begin
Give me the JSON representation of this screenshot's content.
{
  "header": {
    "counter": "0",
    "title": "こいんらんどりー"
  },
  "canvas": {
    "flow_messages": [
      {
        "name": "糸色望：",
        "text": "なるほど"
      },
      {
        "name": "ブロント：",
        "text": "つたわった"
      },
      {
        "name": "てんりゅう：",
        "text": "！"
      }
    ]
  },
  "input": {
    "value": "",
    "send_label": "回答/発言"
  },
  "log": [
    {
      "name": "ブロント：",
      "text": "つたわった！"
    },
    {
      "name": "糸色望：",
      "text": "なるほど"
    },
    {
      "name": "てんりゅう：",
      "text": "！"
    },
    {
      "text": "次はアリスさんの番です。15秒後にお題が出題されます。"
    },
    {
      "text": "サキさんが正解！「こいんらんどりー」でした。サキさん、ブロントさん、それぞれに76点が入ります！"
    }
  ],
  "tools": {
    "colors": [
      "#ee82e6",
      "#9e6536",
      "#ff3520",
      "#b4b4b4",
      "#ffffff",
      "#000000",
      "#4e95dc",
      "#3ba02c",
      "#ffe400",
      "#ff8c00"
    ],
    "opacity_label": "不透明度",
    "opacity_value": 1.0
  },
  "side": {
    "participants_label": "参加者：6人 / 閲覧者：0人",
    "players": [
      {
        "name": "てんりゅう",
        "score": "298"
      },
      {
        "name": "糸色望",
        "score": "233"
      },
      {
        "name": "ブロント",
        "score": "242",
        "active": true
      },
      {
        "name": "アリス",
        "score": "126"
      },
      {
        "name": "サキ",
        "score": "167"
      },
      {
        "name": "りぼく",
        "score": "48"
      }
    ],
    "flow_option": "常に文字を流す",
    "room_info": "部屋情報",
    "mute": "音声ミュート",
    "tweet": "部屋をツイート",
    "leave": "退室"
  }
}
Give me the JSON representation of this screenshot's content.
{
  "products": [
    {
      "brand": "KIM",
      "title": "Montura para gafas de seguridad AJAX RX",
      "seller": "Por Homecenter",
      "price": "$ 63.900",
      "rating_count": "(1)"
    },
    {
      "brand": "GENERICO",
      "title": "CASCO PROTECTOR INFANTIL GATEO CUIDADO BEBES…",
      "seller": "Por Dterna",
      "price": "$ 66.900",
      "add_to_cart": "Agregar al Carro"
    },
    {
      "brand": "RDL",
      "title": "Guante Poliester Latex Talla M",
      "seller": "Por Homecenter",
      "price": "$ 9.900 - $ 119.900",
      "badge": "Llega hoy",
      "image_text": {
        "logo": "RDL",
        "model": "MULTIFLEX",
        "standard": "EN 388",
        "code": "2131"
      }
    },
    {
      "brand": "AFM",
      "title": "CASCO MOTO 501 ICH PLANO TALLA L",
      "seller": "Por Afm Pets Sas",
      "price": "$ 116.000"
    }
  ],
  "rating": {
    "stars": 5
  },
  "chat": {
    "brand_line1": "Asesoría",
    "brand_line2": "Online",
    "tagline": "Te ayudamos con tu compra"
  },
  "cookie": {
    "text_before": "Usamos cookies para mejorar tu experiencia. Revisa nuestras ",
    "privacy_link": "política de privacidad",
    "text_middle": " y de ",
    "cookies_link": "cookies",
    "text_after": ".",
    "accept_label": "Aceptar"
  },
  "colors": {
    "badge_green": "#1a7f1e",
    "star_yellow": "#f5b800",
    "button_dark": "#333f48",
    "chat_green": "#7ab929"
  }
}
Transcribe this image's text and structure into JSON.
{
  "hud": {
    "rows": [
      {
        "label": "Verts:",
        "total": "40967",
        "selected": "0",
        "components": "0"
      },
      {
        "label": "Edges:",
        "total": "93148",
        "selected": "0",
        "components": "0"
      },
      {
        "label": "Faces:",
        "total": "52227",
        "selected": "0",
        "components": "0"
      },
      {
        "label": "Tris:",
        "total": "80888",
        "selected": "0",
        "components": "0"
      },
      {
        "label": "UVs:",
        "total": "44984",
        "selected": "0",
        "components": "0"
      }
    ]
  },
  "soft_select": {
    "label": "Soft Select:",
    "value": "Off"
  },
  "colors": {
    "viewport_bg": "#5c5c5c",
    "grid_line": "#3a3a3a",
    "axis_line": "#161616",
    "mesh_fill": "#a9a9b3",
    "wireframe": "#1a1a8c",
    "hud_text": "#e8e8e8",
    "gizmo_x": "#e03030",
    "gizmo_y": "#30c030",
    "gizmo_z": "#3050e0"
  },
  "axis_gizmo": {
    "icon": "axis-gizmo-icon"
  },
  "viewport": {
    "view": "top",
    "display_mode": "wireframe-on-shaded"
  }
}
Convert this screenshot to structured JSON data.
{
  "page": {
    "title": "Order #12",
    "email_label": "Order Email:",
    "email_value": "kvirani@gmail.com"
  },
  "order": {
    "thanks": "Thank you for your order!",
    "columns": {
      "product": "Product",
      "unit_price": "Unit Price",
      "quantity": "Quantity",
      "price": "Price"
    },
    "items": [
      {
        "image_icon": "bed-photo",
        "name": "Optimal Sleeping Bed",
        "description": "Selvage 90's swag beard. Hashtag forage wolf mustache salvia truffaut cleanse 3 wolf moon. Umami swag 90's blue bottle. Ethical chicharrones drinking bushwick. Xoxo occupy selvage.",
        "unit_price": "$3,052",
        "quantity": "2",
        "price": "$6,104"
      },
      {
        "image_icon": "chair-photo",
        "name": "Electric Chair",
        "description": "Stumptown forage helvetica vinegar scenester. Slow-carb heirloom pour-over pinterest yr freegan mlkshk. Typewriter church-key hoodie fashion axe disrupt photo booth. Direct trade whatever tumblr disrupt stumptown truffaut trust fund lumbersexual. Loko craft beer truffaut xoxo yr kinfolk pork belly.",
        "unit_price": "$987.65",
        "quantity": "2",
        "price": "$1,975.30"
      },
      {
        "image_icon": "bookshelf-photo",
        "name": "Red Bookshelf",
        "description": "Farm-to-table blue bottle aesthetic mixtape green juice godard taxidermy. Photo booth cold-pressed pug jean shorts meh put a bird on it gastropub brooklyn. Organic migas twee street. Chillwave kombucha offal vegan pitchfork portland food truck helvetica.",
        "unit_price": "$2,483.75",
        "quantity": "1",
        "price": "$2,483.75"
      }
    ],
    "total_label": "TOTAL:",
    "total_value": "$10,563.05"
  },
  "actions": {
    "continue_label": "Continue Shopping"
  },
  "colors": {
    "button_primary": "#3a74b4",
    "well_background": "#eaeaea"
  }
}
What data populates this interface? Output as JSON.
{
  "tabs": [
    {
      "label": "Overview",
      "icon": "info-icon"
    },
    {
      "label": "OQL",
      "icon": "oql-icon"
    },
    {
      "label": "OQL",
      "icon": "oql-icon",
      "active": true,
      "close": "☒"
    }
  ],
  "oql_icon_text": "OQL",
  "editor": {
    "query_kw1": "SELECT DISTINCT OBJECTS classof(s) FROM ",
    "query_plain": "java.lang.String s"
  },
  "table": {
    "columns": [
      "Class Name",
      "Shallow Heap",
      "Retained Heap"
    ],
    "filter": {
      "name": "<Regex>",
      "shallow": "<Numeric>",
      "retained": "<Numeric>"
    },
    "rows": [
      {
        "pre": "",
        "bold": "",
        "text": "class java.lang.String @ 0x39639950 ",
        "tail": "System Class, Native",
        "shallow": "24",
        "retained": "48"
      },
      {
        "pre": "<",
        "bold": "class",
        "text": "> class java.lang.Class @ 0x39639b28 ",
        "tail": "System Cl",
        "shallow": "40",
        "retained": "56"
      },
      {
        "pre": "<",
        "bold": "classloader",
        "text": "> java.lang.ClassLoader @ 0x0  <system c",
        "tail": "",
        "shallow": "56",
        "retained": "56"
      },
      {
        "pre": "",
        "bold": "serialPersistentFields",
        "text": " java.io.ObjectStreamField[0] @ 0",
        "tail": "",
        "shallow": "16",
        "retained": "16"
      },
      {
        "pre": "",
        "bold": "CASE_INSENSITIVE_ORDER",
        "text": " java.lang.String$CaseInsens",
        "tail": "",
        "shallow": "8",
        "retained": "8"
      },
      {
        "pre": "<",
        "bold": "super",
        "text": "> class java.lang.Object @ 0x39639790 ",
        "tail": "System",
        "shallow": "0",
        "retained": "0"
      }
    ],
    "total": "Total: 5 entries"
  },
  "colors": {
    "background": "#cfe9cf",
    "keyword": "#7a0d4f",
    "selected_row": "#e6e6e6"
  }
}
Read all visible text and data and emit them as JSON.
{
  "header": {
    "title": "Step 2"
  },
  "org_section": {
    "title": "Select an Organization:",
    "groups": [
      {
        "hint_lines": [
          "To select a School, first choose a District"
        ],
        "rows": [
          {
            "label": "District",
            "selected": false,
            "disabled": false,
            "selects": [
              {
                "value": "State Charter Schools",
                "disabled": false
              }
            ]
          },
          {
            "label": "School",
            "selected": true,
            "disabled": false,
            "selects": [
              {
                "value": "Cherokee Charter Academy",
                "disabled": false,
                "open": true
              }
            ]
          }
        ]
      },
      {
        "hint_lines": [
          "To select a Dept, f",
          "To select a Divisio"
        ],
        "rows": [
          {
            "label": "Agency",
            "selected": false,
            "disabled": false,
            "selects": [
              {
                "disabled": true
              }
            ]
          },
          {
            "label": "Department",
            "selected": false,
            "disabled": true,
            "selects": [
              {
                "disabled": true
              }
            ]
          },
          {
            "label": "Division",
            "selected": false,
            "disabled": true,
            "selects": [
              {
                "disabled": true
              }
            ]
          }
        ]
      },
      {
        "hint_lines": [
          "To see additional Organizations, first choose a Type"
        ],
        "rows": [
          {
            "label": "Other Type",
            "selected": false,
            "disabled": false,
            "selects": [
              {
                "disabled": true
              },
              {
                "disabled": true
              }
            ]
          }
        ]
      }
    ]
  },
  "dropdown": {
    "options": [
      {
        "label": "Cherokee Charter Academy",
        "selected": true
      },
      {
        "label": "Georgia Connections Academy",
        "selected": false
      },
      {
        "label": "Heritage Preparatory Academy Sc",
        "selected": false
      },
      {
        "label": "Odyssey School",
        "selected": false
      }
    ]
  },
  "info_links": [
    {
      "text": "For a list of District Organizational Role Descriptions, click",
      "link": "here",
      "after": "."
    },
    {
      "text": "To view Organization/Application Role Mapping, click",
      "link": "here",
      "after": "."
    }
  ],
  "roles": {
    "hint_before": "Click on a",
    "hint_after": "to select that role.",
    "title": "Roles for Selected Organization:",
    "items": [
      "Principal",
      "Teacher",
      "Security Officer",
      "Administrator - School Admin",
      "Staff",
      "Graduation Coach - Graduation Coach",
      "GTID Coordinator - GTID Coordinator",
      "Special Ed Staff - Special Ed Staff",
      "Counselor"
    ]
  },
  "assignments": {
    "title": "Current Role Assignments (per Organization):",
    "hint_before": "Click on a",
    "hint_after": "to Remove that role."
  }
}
end
▶ [Instructions to follow] Ascertain the number of lines in the entries that include the word "choose", and report only that number.

▶ [Task output] 2